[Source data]
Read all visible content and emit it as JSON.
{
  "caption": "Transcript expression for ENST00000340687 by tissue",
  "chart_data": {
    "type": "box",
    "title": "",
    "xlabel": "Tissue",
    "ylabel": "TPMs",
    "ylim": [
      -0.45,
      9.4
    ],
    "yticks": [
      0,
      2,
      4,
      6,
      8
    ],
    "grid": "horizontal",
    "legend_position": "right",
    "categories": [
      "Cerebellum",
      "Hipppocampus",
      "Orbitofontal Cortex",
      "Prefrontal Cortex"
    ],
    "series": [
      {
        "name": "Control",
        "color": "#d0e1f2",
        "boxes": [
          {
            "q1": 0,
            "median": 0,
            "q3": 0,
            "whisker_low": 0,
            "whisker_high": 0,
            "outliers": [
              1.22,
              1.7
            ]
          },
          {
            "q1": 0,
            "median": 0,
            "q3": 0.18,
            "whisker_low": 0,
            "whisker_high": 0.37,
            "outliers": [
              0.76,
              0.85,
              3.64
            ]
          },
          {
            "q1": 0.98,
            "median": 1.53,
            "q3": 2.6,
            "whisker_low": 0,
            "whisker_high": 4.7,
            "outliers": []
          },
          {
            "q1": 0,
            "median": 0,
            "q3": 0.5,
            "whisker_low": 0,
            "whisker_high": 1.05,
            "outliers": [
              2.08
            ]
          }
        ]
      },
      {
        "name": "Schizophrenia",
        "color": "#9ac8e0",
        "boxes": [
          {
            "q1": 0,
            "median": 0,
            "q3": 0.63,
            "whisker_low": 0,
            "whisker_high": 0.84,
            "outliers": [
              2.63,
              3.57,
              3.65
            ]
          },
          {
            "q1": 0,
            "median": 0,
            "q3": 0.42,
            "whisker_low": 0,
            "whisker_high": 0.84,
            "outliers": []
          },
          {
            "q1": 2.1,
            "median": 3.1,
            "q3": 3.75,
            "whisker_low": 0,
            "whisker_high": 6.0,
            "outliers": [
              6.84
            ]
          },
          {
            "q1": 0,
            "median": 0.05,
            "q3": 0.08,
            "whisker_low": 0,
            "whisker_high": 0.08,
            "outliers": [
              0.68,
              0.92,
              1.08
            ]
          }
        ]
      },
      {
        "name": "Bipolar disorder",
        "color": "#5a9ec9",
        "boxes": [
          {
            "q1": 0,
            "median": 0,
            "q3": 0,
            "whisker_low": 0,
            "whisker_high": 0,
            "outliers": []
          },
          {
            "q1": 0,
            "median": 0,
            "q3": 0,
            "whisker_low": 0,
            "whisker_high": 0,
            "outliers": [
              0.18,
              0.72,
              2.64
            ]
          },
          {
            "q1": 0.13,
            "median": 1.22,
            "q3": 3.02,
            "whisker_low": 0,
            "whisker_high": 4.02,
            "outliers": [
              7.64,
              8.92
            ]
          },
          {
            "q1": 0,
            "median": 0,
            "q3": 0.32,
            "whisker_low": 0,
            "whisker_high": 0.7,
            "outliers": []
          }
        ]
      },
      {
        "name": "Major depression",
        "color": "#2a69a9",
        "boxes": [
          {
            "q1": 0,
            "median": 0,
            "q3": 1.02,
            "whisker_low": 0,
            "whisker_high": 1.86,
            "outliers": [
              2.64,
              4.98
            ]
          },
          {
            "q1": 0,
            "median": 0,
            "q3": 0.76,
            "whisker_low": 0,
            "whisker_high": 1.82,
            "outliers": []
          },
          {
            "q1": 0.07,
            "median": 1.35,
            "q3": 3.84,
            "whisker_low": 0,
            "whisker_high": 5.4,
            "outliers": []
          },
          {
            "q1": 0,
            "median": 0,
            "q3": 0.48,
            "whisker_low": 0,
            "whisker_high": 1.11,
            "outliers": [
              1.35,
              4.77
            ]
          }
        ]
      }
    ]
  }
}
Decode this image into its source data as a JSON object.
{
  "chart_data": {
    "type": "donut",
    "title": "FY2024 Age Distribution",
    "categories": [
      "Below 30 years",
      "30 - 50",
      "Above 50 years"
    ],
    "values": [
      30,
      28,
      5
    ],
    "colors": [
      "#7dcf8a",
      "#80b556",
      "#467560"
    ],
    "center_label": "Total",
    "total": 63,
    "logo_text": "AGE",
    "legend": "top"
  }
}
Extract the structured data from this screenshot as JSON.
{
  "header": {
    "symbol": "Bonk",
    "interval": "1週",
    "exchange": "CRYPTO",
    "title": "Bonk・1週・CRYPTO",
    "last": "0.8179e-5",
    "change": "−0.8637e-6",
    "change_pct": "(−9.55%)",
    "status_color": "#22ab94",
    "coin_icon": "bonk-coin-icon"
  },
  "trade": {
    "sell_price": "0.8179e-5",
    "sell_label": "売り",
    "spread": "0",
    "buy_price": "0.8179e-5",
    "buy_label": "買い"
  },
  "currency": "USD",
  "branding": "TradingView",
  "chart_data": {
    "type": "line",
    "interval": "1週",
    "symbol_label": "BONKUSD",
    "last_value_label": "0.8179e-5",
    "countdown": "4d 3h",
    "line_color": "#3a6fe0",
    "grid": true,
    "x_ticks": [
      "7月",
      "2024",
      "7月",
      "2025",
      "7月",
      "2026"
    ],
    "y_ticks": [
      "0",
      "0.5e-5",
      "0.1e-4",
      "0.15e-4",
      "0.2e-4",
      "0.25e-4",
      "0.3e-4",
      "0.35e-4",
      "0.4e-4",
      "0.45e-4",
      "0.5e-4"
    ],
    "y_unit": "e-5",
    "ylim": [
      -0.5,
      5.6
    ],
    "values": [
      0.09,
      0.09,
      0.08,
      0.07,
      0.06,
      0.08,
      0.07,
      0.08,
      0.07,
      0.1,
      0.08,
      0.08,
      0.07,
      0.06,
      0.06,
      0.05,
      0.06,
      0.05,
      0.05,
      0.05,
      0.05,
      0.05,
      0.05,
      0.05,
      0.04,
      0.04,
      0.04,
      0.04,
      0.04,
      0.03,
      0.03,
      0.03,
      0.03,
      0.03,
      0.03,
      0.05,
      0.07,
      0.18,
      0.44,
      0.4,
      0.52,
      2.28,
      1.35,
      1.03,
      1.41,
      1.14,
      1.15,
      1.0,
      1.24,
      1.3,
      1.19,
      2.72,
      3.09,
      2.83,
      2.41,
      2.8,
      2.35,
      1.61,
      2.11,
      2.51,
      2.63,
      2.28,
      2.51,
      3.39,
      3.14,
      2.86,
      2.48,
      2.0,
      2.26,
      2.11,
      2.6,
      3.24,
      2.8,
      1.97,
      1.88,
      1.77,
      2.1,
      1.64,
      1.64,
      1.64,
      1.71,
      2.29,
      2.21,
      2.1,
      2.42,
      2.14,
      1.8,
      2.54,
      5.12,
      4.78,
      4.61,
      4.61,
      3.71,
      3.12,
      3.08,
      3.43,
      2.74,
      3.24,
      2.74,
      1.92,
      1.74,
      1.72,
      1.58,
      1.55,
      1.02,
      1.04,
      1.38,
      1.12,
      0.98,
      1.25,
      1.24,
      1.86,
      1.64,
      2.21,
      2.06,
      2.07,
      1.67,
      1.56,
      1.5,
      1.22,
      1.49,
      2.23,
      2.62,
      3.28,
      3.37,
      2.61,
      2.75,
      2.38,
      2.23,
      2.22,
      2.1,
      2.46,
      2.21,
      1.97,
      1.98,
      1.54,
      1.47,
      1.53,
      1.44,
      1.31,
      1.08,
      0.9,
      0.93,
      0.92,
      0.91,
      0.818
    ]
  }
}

AIM OF THE TASK: In the records, locate each line holding the string "this" and copy it.

THE ANSWER:
Decode this image into its source data as a JSON object.
Extract the structured data from this screenshot as JSON.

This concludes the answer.